YOUR OBJECTIVE:
In the material below, list every line carrying the string "Transcribe".

PROVIDED DATA:
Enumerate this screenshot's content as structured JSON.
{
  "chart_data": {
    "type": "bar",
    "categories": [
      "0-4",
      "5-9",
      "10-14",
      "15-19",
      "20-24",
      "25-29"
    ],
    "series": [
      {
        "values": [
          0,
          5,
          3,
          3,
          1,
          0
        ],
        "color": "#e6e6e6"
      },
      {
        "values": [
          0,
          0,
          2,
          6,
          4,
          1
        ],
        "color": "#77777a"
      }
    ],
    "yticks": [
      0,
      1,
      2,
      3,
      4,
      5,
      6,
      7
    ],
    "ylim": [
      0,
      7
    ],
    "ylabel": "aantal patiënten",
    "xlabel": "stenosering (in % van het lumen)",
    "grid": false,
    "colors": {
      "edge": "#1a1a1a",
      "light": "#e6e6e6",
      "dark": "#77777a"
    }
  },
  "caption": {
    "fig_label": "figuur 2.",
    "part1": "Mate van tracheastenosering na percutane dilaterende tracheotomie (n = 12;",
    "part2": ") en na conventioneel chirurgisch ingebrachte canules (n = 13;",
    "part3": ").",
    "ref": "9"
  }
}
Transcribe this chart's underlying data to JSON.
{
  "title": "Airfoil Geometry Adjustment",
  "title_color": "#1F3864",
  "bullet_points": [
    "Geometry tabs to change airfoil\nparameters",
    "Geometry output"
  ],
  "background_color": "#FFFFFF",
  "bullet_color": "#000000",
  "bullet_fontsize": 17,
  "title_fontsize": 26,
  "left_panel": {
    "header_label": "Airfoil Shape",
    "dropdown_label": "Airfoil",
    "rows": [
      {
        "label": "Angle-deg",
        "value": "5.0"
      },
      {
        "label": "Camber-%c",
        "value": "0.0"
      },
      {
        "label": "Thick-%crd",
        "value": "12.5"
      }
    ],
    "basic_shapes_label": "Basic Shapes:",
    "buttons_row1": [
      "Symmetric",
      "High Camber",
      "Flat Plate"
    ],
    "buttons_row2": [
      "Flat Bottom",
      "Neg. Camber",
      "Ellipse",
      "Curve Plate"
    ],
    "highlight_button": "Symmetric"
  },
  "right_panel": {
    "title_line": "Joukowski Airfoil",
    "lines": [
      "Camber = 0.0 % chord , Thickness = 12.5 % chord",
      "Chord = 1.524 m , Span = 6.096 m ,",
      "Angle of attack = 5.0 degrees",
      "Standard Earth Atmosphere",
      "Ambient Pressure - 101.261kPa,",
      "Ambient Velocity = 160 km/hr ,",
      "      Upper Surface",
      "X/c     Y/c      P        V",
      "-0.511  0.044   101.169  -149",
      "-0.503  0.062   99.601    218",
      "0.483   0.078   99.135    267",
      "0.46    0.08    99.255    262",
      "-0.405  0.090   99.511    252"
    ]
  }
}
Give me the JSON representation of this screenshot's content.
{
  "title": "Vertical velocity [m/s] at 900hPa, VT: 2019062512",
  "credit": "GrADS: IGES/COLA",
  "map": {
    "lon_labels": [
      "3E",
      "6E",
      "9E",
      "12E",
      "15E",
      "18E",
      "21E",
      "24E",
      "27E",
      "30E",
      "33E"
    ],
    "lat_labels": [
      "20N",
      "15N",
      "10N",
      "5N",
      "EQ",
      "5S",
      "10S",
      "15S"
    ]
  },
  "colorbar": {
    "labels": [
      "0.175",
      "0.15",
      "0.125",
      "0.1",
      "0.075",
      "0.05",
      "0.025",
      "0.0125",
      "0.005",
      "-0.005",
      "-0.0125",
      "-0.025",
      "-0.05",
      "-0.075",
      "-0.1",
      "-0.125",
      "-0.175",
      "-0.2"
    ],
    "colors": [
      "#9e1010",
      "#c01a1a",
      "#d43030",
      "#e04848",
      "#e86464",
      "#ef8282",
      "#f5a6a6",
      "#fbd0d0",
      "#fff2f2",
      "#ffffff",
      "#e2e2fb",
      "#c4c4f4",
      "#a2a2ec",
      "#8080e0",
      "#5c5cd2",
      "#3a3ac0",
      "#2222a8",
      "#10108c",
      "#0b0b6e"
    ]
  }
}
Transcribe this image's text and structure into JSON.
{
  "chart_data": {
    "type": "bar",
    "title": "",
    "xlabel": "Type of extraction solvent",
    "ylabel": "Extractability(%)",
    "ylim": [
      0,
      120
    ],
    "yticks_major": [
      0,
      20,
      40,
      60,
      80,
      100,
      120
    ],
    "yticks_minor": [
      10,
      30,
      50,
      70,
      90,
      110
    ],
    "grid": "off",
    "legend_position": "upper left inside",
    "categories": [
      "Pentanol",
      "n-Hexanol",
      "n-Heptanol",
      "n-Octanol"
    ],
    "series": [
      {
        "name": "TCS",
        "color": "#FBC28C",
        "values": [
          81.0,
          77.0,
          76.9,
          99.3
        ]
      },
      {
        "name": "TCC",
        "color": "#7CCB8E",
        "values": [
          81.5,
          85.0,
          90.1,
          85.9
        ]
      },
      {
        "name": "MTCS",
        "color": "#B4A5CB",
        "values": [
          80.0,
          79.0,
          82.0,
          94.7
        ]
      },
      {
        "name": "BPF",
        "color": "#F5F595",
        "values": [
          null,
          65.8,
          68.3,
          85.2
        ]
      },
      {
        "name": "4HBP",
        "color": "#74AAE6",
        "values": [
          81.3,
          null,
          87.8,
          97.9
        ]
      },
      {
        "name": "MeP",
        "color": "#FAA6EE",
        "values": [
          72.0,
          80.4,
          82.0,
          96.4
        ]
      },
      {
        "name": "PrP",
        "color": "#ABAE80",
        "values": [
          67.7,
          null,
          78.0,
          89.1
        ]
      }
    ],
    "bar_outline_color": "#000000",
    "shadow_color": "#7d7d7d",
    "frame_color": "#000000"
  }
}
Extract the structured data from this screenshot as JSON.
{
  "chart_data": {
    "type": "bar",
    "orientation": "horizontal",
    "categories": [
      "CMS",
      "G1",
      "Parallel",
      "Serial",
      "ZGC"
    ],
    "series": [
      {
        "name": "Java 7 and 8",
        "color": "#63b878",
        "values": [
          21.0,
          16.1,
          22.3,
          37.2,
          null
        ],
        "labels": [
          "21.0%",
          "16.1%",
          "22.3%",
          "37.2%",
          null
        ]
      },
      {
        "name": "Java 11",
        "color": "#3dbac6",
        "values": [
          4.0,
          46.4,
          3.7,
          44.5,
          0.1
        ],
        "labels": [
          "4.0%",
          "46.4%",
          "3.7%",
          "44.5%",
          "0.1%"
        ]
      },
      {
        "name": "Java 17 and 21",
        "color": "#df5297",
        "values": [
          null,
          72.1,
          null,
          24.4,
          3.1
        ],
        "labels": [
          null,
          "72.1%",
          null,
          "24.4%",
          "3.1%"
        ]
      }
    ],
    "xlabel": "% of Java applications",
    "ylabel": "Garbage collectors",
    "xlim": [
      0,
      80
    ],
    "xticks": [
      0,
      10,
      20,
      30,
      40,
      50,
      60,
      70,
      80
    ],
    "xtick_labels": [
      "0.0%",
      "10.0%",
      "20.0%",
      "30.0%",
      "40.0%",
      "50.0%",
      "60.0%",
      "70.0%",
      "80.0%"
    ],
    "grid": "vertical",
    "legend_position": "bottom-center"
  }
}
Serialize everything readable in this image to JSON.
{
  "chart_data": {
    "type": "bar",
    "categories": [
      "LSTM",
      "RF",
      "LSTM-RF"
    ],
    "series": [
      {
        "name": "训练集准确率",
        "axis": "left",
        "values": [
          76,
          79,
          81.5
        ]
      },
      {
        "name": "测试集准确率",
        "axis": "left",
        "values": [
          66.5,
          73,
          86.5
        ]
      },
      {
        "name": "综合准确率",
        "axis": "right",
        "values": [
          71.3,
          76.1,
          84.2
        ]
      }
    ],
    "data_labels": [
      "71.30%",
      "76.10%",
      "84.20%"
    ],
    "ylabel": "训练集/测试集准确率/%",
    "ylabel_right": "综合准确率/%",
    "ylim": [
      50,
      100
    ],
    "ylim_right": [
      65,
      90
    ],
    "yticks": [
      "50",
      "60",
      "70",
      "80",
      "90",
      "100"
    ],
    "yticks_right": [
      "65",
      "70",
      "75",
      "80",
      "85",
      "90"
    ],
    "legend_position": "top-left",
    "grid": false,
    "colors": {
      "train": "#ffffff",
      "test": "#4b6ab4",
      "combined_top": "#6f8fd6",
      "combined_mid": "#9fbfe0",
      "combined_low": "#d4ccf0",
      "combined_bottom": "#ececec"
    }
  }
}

SOLUTION FOR THIS EXERCISE:
Transcribe this chart's underlying data to JSON.
Transcribe this image's text and structure into JSON.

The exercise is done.